[START DATASET RECORDS]

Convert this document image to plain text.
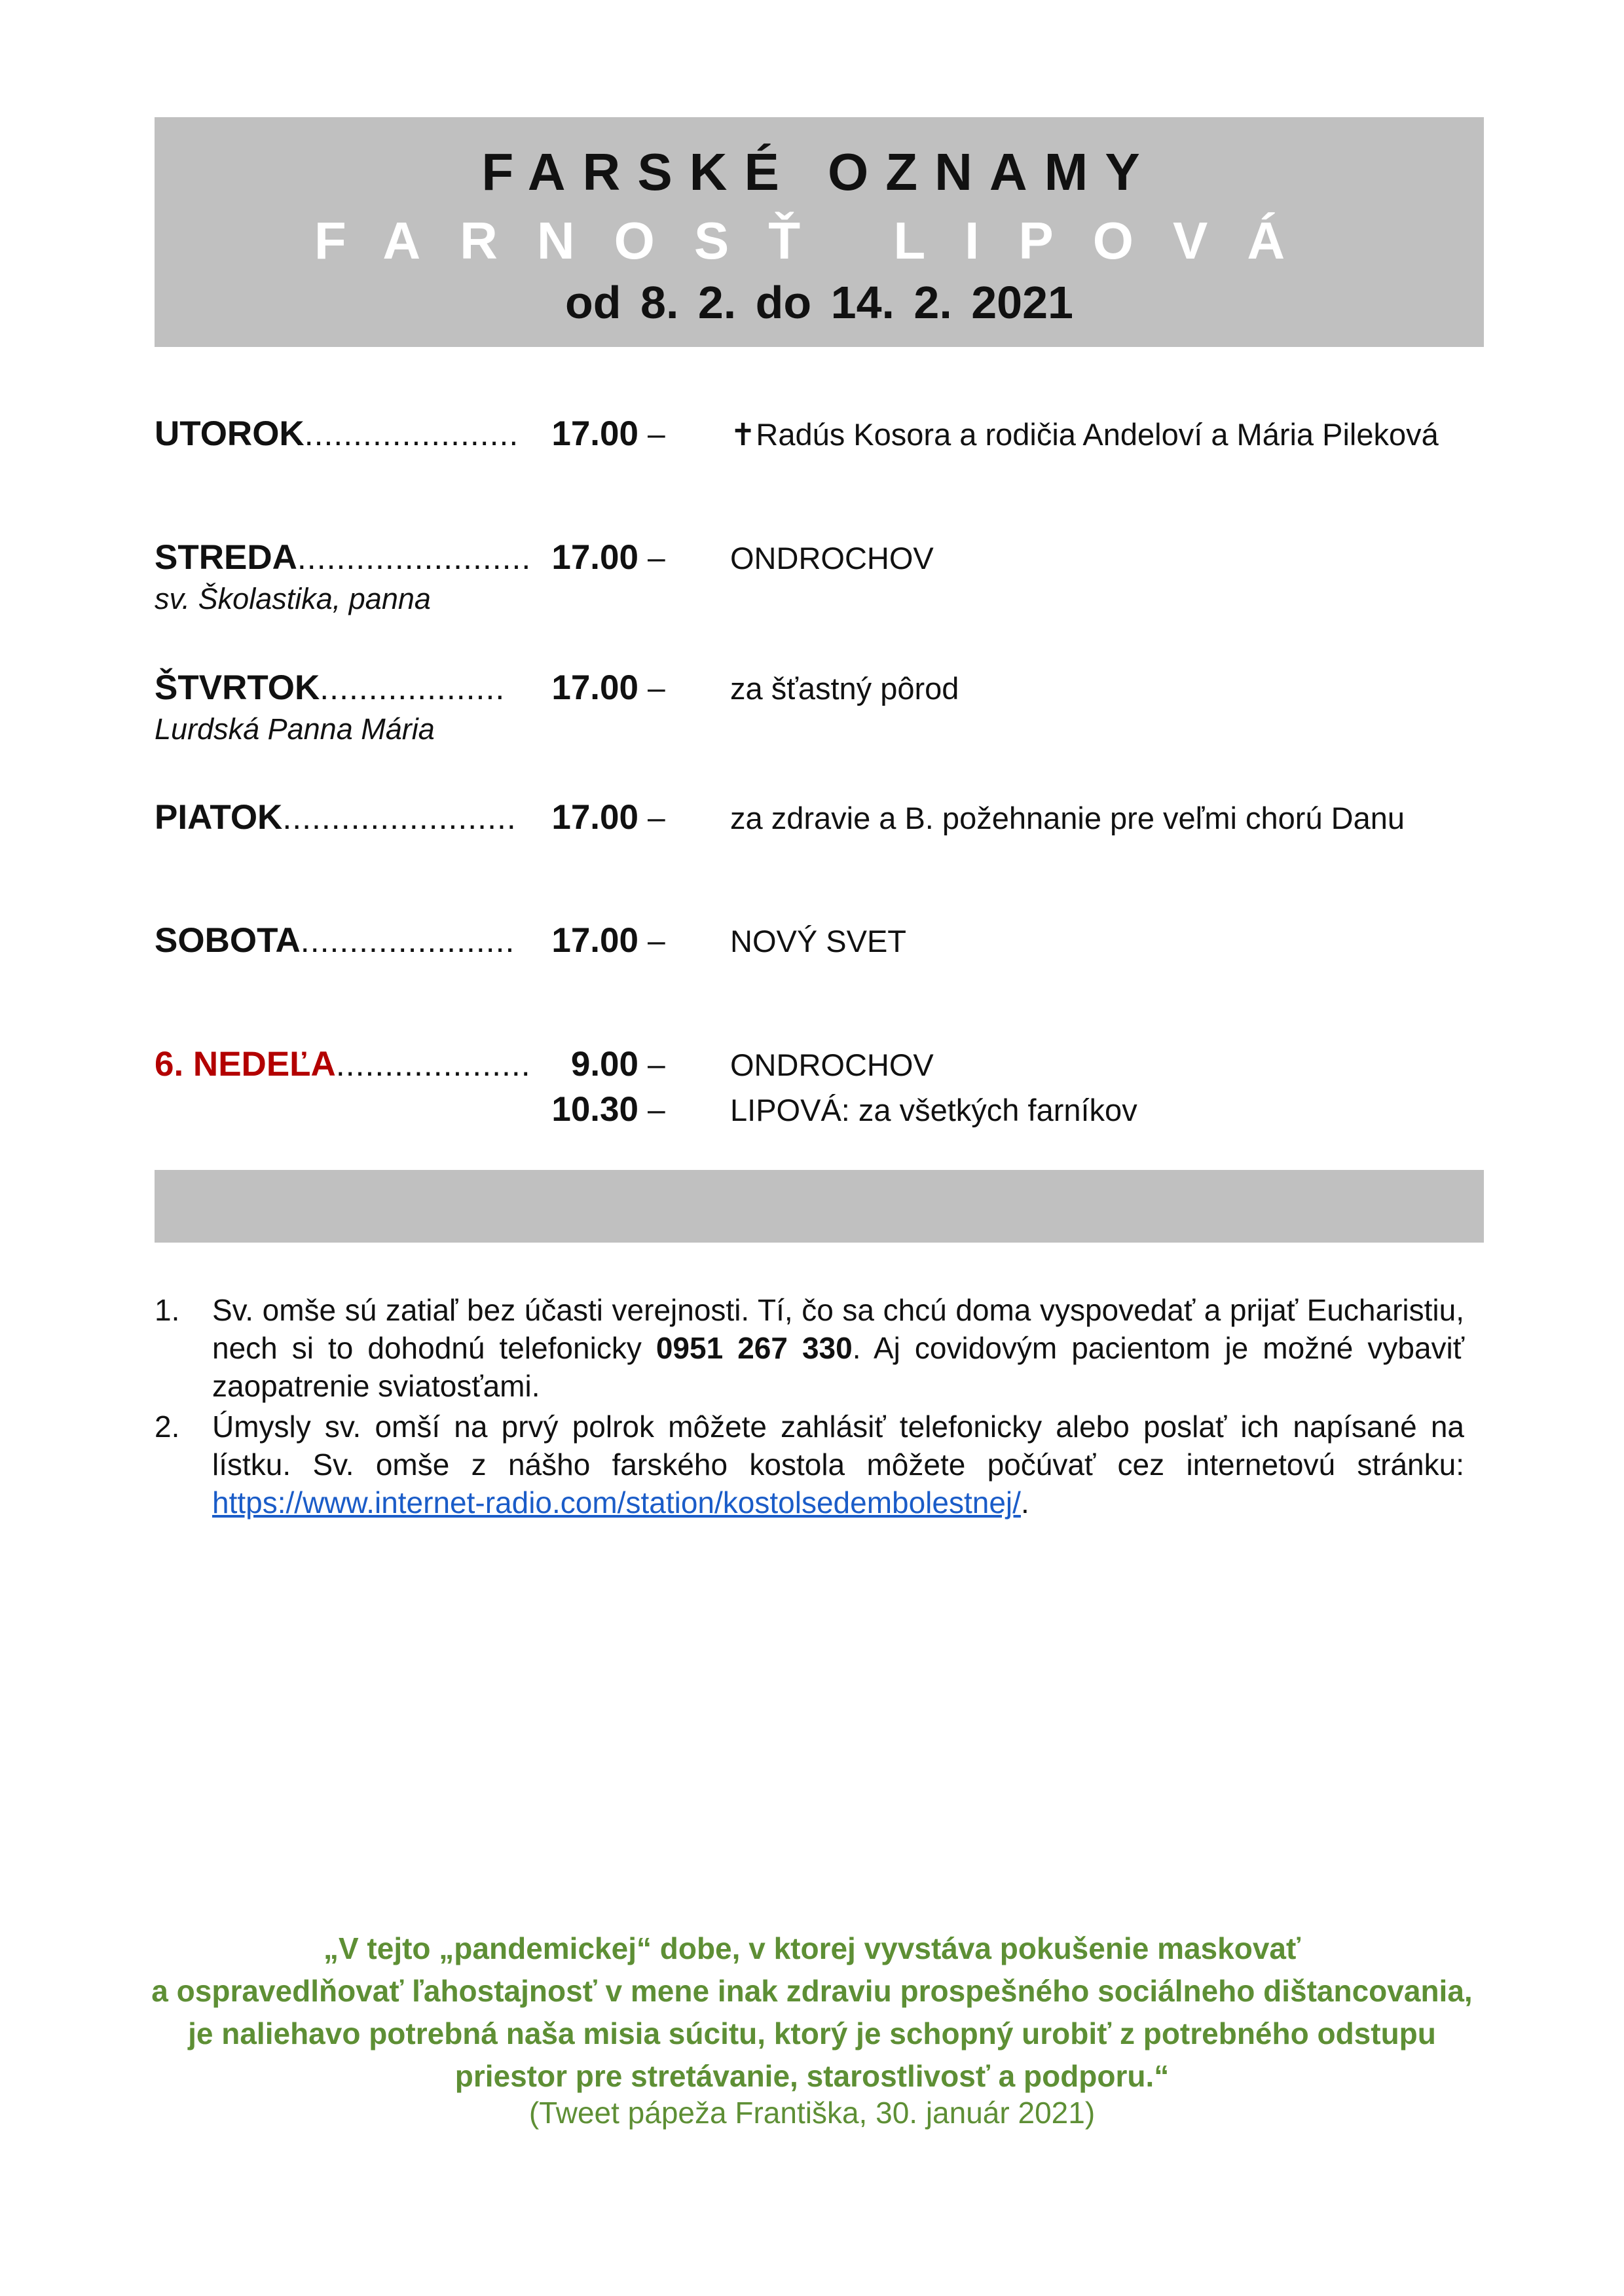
FARSKÉ OZNAMY
FARNOSŤ LIPOVÁ
od 8. 2. do 14. 2. 2021
UTOROK...................... 17.00 – ✝Radús Kosora a rodičia Andeloví a Mária Pileková
STREDA........................ 17.00 – ONDROCHOV
sv. Školastika, panna
ŠTVRTOK................... 17.00 – za šťastný pôrod
Lurdská Panna Mária
PIATOK........................ 17.00 – za zdravie a B. požehnanie pre veľmi chorú Danu
SOBOTA...................... 17.00 – NOVÝ SVET
6. NEDEĽA.................... 9.00 – ONDROCHOV
10.30 – LIPOVÁ: za všetkých farníkov
1. Sv. omše sú zatiaľ bez účasti verejnosti. Tí, čo sa chcú doma vyspovedať a prijať Eucharistiu, nech si to dohodnú telefonicky 0951 267 330. Aj covidovým pacientom je možné vybaviť zaopatrenie sviatosťami.
2. Úmysly sv. omší na prvý polrok môžete zahlásiť telefonicky alebo poslať ich napísané na lístku. Sv. omše z nášho farského kostola môžete počúvať cez internetovú stránku: https://www.internet-radio.com/station/kostolsedembolestnej/.
„V tejto „pandemickej“ dobe, v ktorej vyvstáva pokušenie maskovať
a ospravedlňovať ľahostajnosť v mene inak zdraviu prospešného sociálneho dištancovania,
je naliehavo potrebná naša misia súcitu, ktorý je schopný urobiť z potrebného odstupu
priestor pre stretávanie, starostlivosť a podporu.“
(Tweet pápeža Františka, 30. január 2021)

[END DATASET RECORDS]

#### [DO THIS]
The data should be printed again unchanged; leave its pictures out.

#### [SOLVED EXERCISE]
Convert this document image to plain text.
FARSKÉ OZNAMY
FARNOSŤ LIPOVÁ
od 8. 2. do 14. 2. 2021
UTOROK...................... 17.00 – ✝Radús Kosora a rodičia Andeloví a Mária Pileková
STREDA........................ 17.00 – ONDROCHOV
sv. Školastika, panna
ŠTVRTOK................... 17.00 – za šťastný pôrod
Lurdská Panna Mária
PIATOK........................ 17.00 – za zdravie a B. požehnanie pre veľmi chorú Danu
SOBOTA...................... 17.00 – NOVÝ SVET
6. NEDEĽA.................... 9.00 – ONDROCHOV
10.30 – LIPOVÁ: za všetkých farníkov
1. Sv. omše sú zatiaľ bez účasti verejnosti. Tí, čo sa chcú doma vyspovedať a prijať Eucharistiu, nech si to dohodnú telefonicky 0951 267 330. Aj covidovým pacientom je možné vybaviť zaopatrenie sviatosťami.
2. Úmysly sv. omší na prvý polrok môžete zahlásiť telefonicky alebo poslať ich napísané na lístku. Sv. omše z nášho farského kostola môžete počúvať cez internetovú stránku: https://www.internet-radio.com/station/kostolsedembolestnej/.
„V tejto „pandemickej“ dobe, v ktorej vyvstáva pokušenie maskovať
a ospravedlňovať ľahostajnosť v mene inak zdraviu prospešného sociálneho dištancovania,
je naliehavo potrebná naša misia súcitu, ktorý je schopný urobiť z potrebného odstupu
priestor pre stretávanie, starostlivosť a podporu.“
(Tweet pápeža Františka, 30. január 2021)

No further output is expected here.